EXERCISE DETAILS: Search the material below for the string "dash" and extract each line that has it.
-- BEGIN MATERIAL FOR THE TASK --
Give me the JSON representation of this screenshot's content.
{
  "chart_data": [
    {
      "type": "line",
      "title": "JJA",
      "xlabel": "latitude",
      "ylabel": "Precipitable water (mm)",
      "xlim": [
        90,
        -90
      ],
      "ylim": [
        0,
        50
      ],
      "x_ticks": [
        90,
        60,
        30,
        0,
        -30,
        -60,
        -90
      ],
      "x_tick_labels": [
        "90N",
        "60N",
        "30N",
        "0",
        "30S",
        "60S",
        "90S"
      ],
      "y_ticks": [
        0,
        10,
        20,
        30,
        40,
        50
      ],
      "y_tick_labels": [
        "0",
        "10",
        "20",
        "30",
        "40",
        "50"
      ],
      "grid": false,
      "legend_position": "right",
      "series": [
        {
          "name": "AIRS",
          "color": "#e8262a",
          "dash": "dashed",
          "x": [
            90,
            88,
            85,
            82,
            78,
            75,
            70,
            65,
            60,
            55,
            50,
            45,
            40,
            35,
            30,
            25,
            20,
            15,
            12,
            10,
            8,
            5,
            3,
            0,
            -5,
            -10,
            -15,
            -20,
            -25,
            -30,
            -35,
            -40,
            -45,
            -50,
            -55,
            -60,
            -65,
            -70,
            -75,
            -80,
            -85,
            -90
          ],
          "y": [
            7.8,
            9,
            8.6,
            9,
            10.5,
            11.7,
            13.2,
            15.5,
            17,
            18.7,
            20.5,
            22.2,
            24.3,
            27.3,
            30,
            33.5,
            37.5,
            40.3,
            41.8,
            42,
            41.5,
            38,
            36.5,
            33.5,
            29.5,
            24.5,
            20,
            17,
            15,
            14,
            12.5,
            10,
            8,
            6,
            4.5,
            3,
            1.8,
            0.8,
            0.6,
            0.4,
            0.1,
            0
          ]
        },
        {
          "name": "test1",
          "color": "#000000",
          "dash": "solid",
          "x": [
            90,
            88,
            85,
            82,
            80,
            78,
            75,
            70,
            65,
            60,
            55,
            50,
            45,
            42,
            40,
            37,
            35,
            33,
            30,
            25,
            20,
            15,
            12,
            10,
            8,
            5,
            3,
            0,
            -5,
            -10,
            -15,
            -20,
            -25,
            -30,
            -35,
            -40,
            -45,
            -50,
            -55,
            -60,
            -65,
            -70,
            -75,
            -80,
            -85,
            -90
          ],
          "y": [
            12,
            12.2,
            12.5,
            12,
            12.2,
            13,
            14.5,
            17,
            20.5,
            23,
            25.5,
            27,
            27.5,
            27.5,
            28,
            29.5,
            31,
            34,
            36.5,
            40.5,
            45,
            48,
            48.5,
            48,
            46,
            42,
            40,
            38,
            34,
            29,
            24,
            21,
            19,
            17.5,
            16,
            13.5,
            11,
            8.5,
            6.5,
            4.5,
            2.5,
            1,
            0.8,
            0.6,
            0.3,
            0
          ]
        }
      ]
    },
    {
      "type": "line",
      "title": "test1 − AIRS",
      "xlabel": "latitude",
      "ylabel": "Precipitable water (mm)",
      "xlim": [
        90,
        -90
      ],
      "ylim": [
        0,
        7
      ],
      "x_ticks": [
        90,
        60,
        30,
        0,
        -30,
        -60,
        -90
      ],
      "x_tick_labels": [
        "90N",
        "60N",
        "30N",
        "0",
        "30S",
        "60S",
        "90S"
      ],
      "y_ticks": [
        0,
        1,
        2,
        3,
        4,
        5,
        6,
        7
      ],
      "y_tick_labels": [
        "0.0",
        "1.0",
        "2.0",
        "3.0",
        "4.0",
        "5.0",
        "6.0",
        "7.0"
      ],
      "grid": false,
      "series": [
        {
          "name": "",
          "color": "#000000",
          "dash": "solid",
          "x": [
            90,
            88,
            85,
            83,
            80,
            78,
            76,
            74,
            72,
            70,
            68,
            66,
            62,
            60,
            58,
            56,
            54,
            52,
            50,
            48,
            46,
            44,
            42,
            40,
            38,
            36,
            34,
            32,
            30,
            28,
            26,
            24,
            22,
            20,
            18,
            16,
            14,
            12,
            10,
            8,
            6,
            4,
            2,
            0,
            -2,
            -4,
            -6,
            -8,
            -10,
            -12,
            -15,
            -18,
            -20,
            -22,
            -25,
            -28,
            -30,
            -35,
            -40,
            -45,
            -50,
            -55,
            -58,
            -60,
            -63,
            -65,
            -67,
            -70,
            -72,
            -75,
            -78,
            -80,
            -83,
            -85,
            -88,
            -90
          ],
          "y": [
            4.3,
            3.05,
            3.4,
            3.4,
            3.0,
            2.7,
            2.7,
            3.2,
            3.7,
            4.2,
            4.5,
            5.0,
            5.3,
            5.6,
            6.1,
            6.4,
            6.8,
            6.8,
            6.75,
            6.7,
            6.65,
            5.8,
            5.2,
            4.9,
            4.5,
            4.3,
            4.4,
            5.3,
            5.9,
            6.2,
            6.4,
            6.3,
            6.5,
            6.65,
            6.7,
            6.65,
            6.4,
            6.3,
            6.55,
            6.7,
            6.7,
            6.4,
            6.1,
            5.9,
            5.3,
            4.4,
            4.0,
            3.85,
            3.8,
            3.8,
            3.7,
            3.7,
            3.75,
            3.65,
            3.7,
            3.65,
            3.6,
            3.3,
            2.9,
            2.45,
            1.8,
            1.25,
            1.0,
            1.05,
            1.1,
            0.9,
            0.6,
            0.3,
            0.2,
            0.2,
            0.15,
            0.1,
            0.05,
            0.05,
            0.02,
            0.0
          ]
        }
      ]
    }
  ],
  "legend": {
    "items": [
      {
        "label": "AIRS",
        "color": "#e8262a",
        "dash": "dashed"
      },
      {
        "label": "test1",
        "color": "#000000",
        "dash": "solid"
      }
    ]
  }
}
-- END MATERIAL FOR THE TASK --
FINAL RESULT:
          "dash": "dashed",
          "dash": "solid",
          "dash": "solid",
        "dash": "dashed"
        "dash": "solid"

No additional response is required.